### EXERCISE PROMPT:
Work out how many lines of the listing hold the string "title", then answer with that number and nothing else.

[Rows from a figure dataset]
▼

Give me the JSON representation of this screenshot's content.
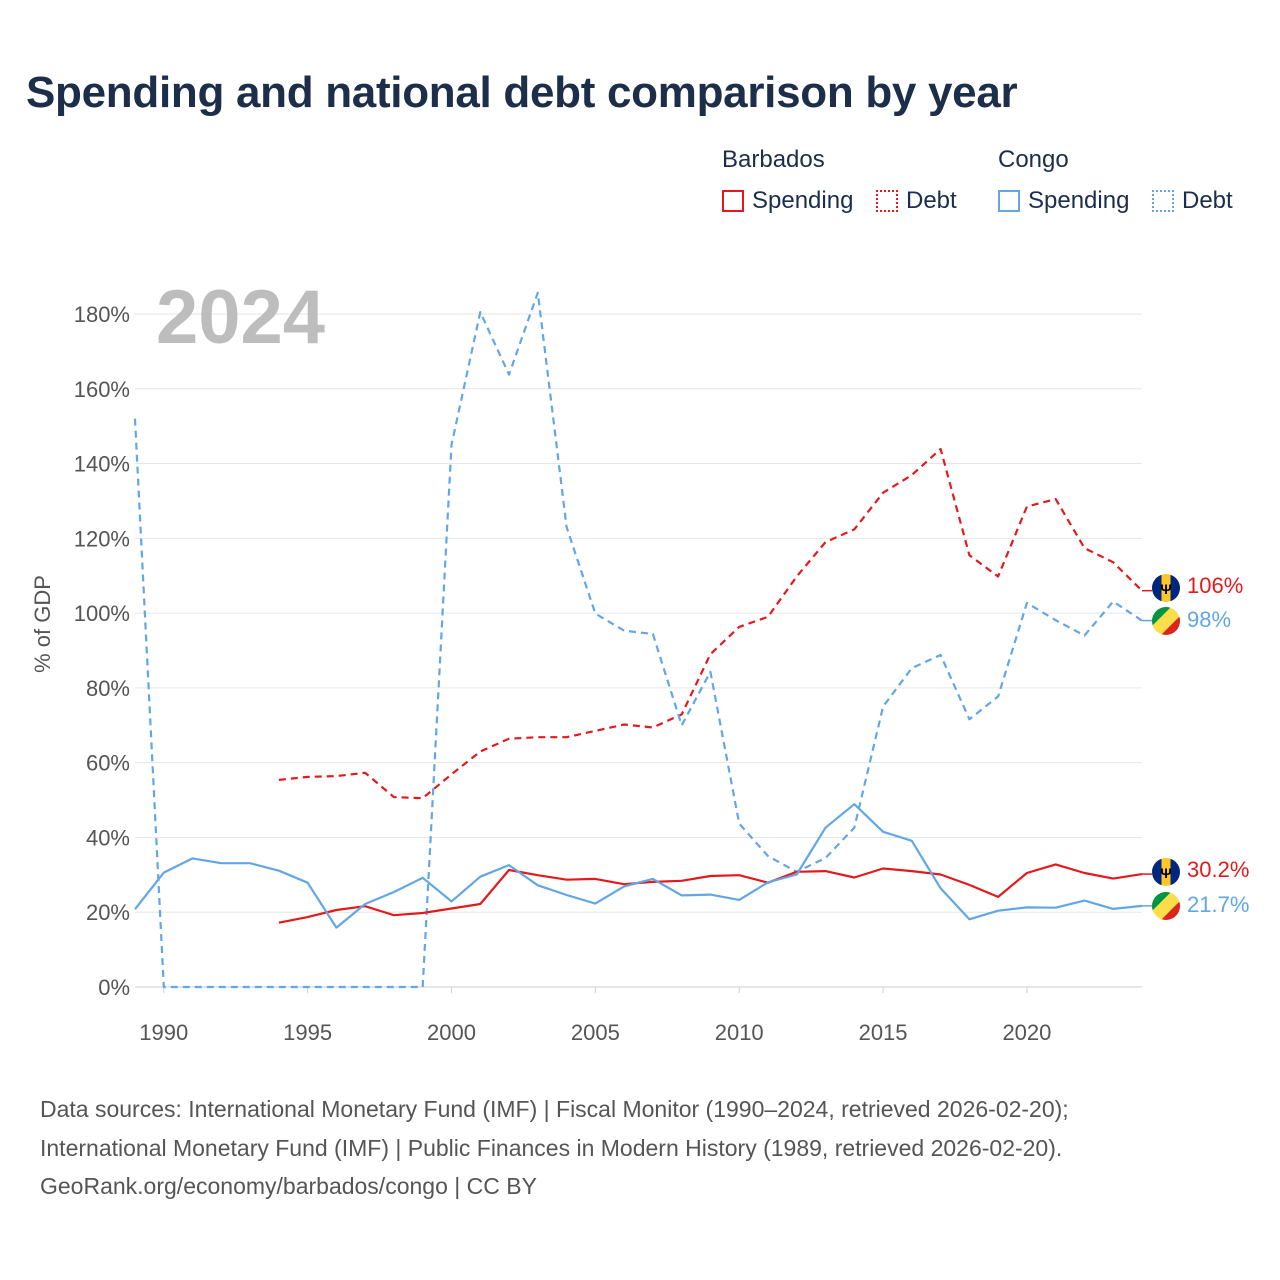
{
  "title": "Spending and national debt comparison by year",
  "year_watermark": "2024",
  "legend": {
    "groups": [
      {
        "country": "Barbados",
        "color": "#e31a1c",
        "items": [
          "Spending",
          "Debt"
        ]
      },
      {
        "country": "Congo",
        "color": "#62a6e6",
        "items": [
          "Spending",
          "Debt"
        ]
      }
    ]
  },
  "end_labels": {
    "barbados_debt": "106%",
    "congo_debt": "98%",
    "barbados_spending": "30.2%",
    "congo_spending": "21.7%"
  },
  "sources": [
    "Data sources: International Monetary Fund (IMF) | Fiscal Monitor (1990–2024, retrieved 2026-02-20);",
    "International Monetary Fund (IMF) | Public Finances in Modern History (1989, retrieved 2026-02-20).",
    "GeoRank.org/economy/barbados/congo | CC BY"
  ],
  "chart_data": {
    "type": "line",
    "title": "Spending and national debt comparison by year",
    "xlabel": "",
    "ylabel": "% of GDP",
    "xlim": [
      1989,
      2024
    ],
    "ylim": [
      0,
      180
    ],
    "x_ticks": [
      1990,
      1995,
      2000,
      2005,
      2010,
      2015,
      2020
    ],
    "y_ticks": [
      0,
      20,
      40,
      60,
      80,
      100,
      120,
      140,
      160,
      180
    ],
    "y_tick_labels": [
      "0%",
      "20%",
      "40%",
      "60%",
      "80%",
      "100%",
      "120%",
      "140%",
      "160%",
      "180%"
    ],
    "grid": true,
    "series": [
      {
        "name": "Barbados Debt",
        "country": "Barbados",
        "kind": "Debt",
        "color": "#e31a1c",
        "dashed": true,
        "x": [
          1994,
          1995,
          1996,
          1997,
          1998,
          1999,
          2000,
          2001,
          2002,
          2003,
          2004,
          2005,
          2006,
          2007,
          2008,
          2009,
          2010,
          2011,
          2012,
          2013,
          2014,
          2015,
          2016,
          2017,
          2018,
          2019,
          2020,
          2021,
          2022,
          2023,
          2024
        ],
        "values": [
          55.4,
          56.2,
          56.4,
          57.3,
          50.8,
          50.5,
          56.9,
          63.0,
          66.4,
          66.8,
          66.8,
          68.5,
          70.2,
          69.4,
          72.9,
          89.0,
          96.3,
          99.0,
          109.8,
          119.0,
          122.4,
          132.2,
          136.9,
          143.9,
          115.5,
          109.8,
          128.5,
          130.5,
          117.4,
          113.6,
          106.0
        ]
      },
      {
        "name": "Congo Debt",
        "country": "Congo",
        "kind": "Debt",
        "color": "#62a6e6",
        "dashed": true,
        "x": [
          1989,
          1990,
          1991,
          1992,
          1993,
          1994,
          1995,
          1996,
          1997,
          1998,
          1999,
          2000,
          2001,
          2002,
          2003,
          2004,
          2005,
          2006,
          2007,
          2008,
          2009,
          2010,
          2011,
          2012,
          2013,
          2014,
          2015,
          2016,
          2017,
          2018,
          2019,
          2020,
          2021,
          2022,
          2023,
          2024
        ],
        "values": [
          152.0,
          0,
          0,
          0,
          0,
          0,
          0,
          0,
          0,
          0,
          0,
          145.0,
          180.5,
          163.8,
          185.7,
          123.0,
          99.9,
          95.3,
          94.4,
          70.0,
          84.3,
          43.7,
          35.0,
          30.8,
          34.5,
          42.6,
          75.0,
          85.3,
          88.8,
          71.6,
          77.7,
          102.7,
          98.1,
          94.0,
          103.1,
          98.0
        ]
      },
      {
        "name": "Barbados Spending",
        "country": "Barbados",
        "kind": "Spending",
        "color": "#e31a1c",
        "dashed": false,
        "x": [
          1994,
          1995,
          1996,
          1997,
          1998,
          1999,
          2000,
          2001,
          2002,
          2003,
          2004,
          2005,
          2006,
          2007,
          2008,
          2009,
          2010,
          2011,
          2012,
          2013,
          2014,
          2015,
          2016,
          2017,
          2018,
          2019,
          2020,
          2021,
          2022,
          2023,
          2024
        ],
        "values": [
          17.2,
          18.7,
          20.6,
          21.6,
          19.2,
          19.8,
          21.0,
          22.2,
          31.3,
          29.9,
          28.7,
          28.9,
          27.5,
          28.1,
          28.4,
          29.7,
          29.9,
          27.9,
          30.8,
          31.0,
          29.3,
          31.7,
          31.0,
          30.1,
          27.3,
          24.1,
          30.5,
          32.8,
          30.5,
          29.0,
          30.2
        ]
      },
      {
        "name": "Congo Spending",
        "country": "Congo",
        "kind": "Spending",
        "color": "#62a6e6",
        "dashed": false,
        "x": [
          1989,
          1990,
          1991,
          1992,
          1993,
          1994,
          1995,
          1996,
          1997,
          1998,
          1999,
          2000,
          2001,
          2002,
          2003,
          2004,
          2005,
          2006,
          2007,
          2008,
          2009,
          2010,
          2011,
          2012,
          2013,
          2014,
          2015,
          2016,
          2017,
          2018,
          2019,
          2020,
          2021,
          2022,
          2023,
          2024
        ],
        "values": [
          20.8,
          30.6,
          34.4,
          33.1,
          33.1,
          31.1,
          27.9,
          15.9,
          22.2,
          25.4,
          29.2,
          22.9,
          29.5,
          32.6,
          27.2,
          24.6,
          22.3,
          26.9,
          28.9,
          24.5,
          24.7,
          23.3,
          28.0,
          30.1,
          42.6,
          48.9,
          41.5,
          39.1,
          26.4,
          18.1,
          20.4,
          21.3,
          21.2,
          23.1,
          20.9,
          21.7
        ]
      }
    ]
  }
}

▲

### EXERCISE RESULT:
2